[Rows from a layout dataset]
# # # # #
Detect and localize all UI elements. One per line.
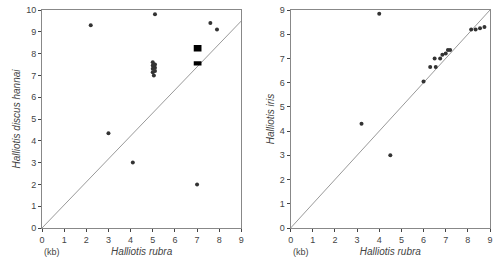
svg-text:5: 5: [280, 102, 285, 112]
svg-text:5: 5: [31, 114, 36, 124]
svg-text:0: 0: [39, 235, 44, 245]
svg-text:6: 6: [31, 92, 36, 102]
svg-text:2: 2: [332, 235, 337, 245]
svg-text:8: 8: [31, 49, 36, 59]
svg-text:4: 4: [280, 126, 285, 136]
svg-text:2: 2: [280, 175, 285, 185]
svg-text:4: 4: [31, 136, 36, 146]
svg-text:0: 0: [31, 223, 36, 233]
svg-text:9: 9: [31, 27, 36, 37]
svg-text:2: 2: [84, 235, 89, 245]
svg-text:9: 9: [239, 235, 244, 245]
svg-text:1: 1: [310, 235, 315, 245]
svg-text:4: 4: [128, 235, 133, 245]
svg-text:0: 0: [280, 223, 285, 233]
svg-text:5: 5: [399, 235, 404, 245]
svg-text:1: 1: [280, 199, 285, 209]
svg-text:Halliotis iris: Halliotis iris: [265, 94, 276, 145]
svg-text:8: 8: [217, 235, 222, 245]
svg-text:3: 3: [355, 235, 360, 245]
svg-text:10: 10: [26, 5, 36, 15]
svg-text:(kb): (kb): [293, 247, 309, 257]
svg-text:6: 6: [280, 78, 285, 88]
svg-text:Halliotis rubra: Halliotis rubra: [111, 246, 173, 257]
svg-text:1: 1: [31, 201, 36, 211]
svg-text:1: 1: [62, 235, 67, 245]
svg-text:4: 4: [377, 235, 382, 245]
svg-text:0: 0: [288, 235, 293, 245]
svg-text:2: 2: [31, 180, 36, 190]
svg-text:8: 8: [280, 29, 285, 39]
svg-text:7: 7: [195, 235, 200, 245]
svg-text:(kb): (kb): [44, 247, 60, 257]
svg-text:6: 6: [421, 235, 426, 245]
svg-text:Halliotis rubra: Halliotis rubra: [360, 246, 422, 257]
svg-text:6: 6: [172, 235, 177, 245]
svg-text:7: 7: [31, 71, 36, 81]
svg-text:9: 9: [487, 235, 492, 245]
svg-text:5: 5: [150, 235, 155, 245]
svg-text:9: 9: [280, 5, 285, 15]
svg-text:3: 3: [31, 158, 36, 168]
svg-text:Halliotis discus hannai: Halliotis discus hannai: [11, 69, 22, 169]
svg-text:8: 8: [465, 235, 470, 245]
svg-text:3: 3: [280, 150, 285, 160]
svg-text:7: 7: [280, 54, 285, 64]
svg-text:3: 3: [106, 235, 111, 245]
svg-text:7: 7: [443, 235, 448, 245]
# # # # #
Reproduce every line of the listing above with "Detect and localize" swapped for "Find and locate" and everything else left as it is. Leave the pictures out of your answer.

* Task output:
Find and locate all UI elements. One per line.
svg-text:5: 5: [280, 102, 285, 112]
svg-text:5: 5: [31, 114, 36, 124]
svg-text:0: 0: [39, 235, 44, 245]
svg-text:6: 6: [31, 92, 36, 102]
svg-text:2: 2: [332, 235, 337, 245]
svg-text:8: 8: [31, 49, 36, 59]
svg-text:4: 4: [280, 126, 285, 136]
svg-text:2: 2: [280, 175, 285, 185]
svg-text:4: 4: [31, 136, 36, 146]
svg-text:0: 0: [31, 223, 36, 233]
svg-text:9: 9: [31, 27, 36, 37]
svg-text:2: 2: [84, 235, 89, 245]
svg-text:9: 9: [239, 235, 244, 245]
svg-text:1: 1: [310, 235, 315, 245]
svg-text:4: 4: [128, 235, 133, 245]
svg-text:0: 0: [280, 223, 285, 233]
svg-text:5: 5: [399, 235, 404, 245]
svg-text:1: 1: [280, 199, 285, 209]
svg-text:Halliotis iris: Halliotis iris: [265, 94, 276, 145]
svg-text:8: 8: [217, 235, 222, 245]
svg-text:3: 3: [355, 235, 360, 245]
svg-text:10: 10: [26, 5, 36, 15]
svg-text:(kb): (kb): [293, 247, 309, 257]
svg-text:6: 6: [280, 78, 285, 88]
svg-text:Halliotis rubra: Halliotis rubra: [111, 246, 173, 257]
svg-text:1: 1: [31, 201, 36, 211]
svg-text:1: 1: [62, 235, 67, 245]
svg-text:4: 4: [377, 235, 382, 245]
svg-text:0: 0: [288, 235, 293, 245]
svg-text:2: 2: [31, 180, 36, 190]
svg-text:8: 8: [280, 29, 285, 39]
svg-text:7: 7: [195, 235, 200, 245]
svg-text:(kb): (kb): [44, 247, 60, 257]
svg-text:6: 6: [421, 235, 426, 245]
svg-text:Halliotis rubra: Halliotis rubra: [360, 246, 422, 257]
svg-text:6: 6: [172, 235, 177, 245]
svg-text:7: 7: [31, 71, 36, 81]
svg-text:9: 9: [487, 235, 492, 245]
svg-text:5: 5: [150, 235, 155, 245]
svg-text:9: 9: [280, 5, 285, 15]
svg-text:3: 3: [31, 158, 36, 168]
svg-text:Halliotis discus hannai: Halliotis discus hannai: [11, 69, 22, 169]
svg-text:8: 8: [465, 235, 470, 245]
svg-text:3: 3: [280, 150, 285, 160]
svg-text:7: 7: [280, 54, 285, 64]
svg-text:3: 3: [106, 235, 111, 245]
svg-text:7: 7: [443, 235, 448, 245]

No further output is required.